__Rows__.
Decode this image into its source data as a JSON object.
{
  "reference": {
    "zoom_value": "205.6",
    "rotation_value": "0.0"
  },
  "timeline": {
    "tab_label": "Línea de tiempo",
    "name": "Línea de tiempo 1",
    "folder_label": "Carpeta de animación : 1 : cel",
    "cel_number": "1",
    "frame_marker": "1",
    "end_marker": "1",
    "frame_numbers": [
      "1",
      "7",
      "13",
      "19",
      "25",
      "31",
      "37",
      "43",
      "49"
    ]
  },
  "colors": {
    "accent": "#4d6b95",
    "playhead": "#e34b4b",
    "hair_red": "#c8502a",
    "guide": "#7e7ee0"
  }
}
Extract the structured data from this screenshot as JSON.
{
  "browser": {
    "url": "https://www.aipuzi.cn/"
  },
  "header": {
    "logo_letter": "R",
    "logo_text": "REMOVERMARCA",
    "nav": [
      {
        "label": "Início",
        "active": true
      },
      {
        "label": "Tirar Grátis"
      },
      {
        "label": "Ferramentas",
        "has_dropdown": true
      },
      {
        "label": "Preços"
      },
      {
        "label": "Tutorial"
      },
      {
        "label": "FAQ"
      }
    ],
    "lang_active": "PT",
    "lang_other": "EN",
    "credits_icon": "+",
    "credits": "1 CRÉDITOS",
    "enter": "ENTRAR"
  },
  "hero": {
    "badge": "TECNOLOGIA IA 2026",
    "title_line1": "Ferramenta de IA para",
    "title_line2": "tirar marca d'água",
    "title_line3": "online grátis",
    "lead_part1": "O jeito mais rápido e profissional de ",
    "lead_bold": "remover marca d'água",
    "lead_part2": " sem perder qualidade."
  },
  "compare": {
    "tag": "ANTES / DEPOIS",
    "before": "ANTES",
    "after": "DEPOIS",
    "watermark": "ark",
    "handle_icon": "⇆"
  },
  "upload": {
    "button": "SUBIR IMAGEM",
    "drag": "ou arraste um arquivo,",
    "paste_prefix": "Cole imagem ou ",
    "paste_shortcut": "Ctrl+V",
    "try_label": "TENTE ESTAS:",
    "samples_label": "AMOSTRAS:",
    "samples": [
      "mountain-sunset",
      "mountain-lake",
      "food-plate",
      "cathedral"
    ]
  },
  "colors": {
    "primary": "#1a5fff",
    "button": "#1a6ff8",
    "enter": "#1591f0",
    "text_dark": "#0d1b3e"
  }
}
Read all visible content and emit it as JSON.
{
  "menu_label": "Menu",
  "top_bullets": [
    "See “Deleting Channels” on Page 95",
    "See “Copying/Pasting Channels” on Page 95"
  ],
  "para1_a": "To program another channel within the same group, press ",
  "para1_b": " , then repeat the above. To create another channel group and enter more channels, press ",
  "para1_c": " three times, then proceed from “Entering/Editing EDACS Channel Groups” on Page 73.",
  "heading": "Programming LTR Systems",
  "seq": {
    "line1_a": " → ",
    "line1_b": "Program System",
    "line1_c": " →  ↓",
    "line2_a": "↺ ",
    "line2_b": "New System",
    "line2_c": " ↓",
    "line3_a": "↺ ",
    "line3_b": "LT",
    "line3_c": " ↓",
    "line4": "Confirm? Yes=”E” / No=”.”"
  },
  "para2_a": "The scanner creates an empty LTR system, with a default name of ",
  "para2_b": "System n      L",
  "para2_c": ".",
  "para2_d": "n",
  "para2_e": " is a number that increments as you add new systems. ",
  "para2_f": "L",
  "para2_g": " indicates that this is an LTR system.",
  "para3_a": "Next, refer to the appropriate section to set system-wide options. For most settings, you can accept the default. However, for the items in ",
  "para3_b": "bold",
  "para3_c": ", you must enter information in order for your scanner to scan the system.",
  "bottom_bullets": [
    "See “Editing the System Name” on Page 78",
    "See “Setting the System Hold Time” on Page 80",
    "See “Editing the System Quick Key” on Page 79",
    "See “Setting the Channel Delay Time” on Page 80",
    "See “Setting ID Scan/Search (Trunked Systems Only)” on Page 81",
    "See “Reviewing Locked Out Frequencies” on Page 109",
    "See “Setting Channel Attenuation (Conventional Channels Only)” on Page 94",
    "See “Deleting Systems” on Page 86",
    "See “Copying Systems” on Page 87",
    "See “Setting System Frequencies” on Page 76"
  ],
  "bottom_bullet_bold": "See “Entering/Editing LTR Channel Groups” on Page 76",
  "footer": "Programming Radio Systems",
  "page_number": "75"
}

__Problem__.
Reproduce the full listing above, character for character.

__Complete answer__.
Decode this image into its source data as a JSON object.
{
  "reference": {
    "zoom_value": "205.6",
    "rotation_value": "0.0"
  },
  "timeline": {
    "tab_label": "Línea de tiempo",
    "name": "Línea de tiempo 1",
    "folder_label": "Carpeta de animación : 1 : cel",
    "cel_number": "1",
    "frame_marker": "1",
    "end_marker": "1",
    "frame_numbers": [
      "1",
      "7",
      "13",
      "19",
      "25",
      "31",
      "37",
      "43",
      "49"
    ]
  },
  "colors": {
    "accent": "#4d6b95",
    "playhead": "#e34b4b",
    "hair_red": "#c8502a",
    "guide": "#7e7ee0"
  }
}
Extract the structured data from this screenshot as JSON.
{
  "browser": {
    "url": "https://www.aipuzi.cn/"
  },
  "header": {
    "logo_letter": "R",
    "logo_text": "REMOVERMARCA",
    "nav": [
      {
        "label": "Início",
        "active": true
      },
      {
        "label": "Tirar Grátis"
      },
      {
        "label": "Ferramentas",
        "has_dropdown": true
      },
      {
        "label": "Preços"
      },
      {
        "label": "Tutorial"
      },
      {
        "label": "FAQ"
      }
    ],
    "lang_active": "PT",
    "lang_other": "EN",
    "credits_icon": "+",
    "credits": "1 CRÉDITOS",
    "enter": "ENTRAR"
  },
  "hero": {
    "badge": "TECNOLOGIA IA 2026",
    "title_line1": "Ferramenta de IA para",
    "title_line2": "tirar marca d'água",
    "title_line3": "online grátis",
    "lead_part1": "O jeito mais rápido e profissional de ",
    "lead_bold": "remover marca d'água",
    "lead_part2": " sem perder qualidade."
  },
  "compare": {
    "tag": "ANTES / DEPOIS",
    "before": "ANTES",
    "after": "DEPOIS",
    "watermark": "ark",
    "handle_icon": "⇆"
  },
  "upload": {
    "button": "SUBIR IMAGEM",
    "drag": "ou arraste um arquivo,",
    "paste_prefix": "Cole imagem ou ",
    "paste_shortcut": "Ctrl+V",
    "try_label": "TENTE ESTAS:",
    "samples_label": "AMOSTRAS:",
    "samples": [
      "mountain-sunset",
      "mountain-lake",
      "food-plate",
      "cathedral"
    ]
  },
  "colors": {
    "primary": "#1a5fff",
    "button": "#1a6ff8",
    "enter": "#1591f0",
    "text_dark": "#0d1b3e"
  }
}
Read all visible content and emit it as JSON.
{
  "menu_label": "Menu",
  "top_bullets": [
    "See “Deleting Channels” on Page 95",
    "See “Copying/Pasting Channels” on Page 95"
  ],
  "para1_a": "To program another channel within the same group, press ",
  "para1_b": " , then repeat the above. To create another channel group and enter more channels, press ",
  "para1_c": " three times, then proceed from “Entering/Editing EDACS Channel Groups” on Page 73.",
  "heading": "Programming LTR Systems",
  "seq": {
    "line1_a": " → ",
    "line1_b": "Program System",
    "line1_c": " →  ↓",
    "line2_a": "↺ ",
    "line2_b": "New System",
    "line2_c": " ↓",
    "line3_a": "↺ ",
    "line3_b": "LT",
    "line3_c": " ↓",
    "line4": "Confirm? Yes=”E” / No=”.”"
  },
  "para2_a": "The scanner creates an empty LTR system, with a default name of ",
  "para2_b": "System n      L",
  "para2_c": ".",
  "para2_d": "n",
  "para2_e": " is a number that increments as you add new systems. ",
  "para2_f": "L",
  "para2_g": " indicates that this is an LTR system.",
  "para3_a": "Next, refer to the appropriate section to set system-wide options. For most settings, you can accept the default. However, for the items in ",
  "para3_b": "bold",
  "para3_c": ", you must enter information in order for your scanner to scan the system.",
  "bottom_bullets": [
    "See “Editing the System Name” on Page 78",
    "See “Setting the System Hold Time” on Page 80",
    "See “Editing the System Quick Key” on Page 79",
    "See “Setting the Channel Delay Time” on Page 80",
    "See “Setting ID Scan/Search (Trunked Systems Only)” on Page 81",
    "See “Reviewing Locked Out Frequencies” on Page 109",
    "See “Setting Channel Attenuation (Conventional Channels Only)” on Page 94",
    "See “Deleting Systems” on Page 86",
    "See “Copying Systems” on Page 87",
    "See “Setting System Frequencies” on Page 76"
  ],
  "bottom_bullet_bold": "See “Entering/Editing LTR Channel Groups” on Page 76",
  "footer": "Programming Radio Systems",
  "page_number": "75"
}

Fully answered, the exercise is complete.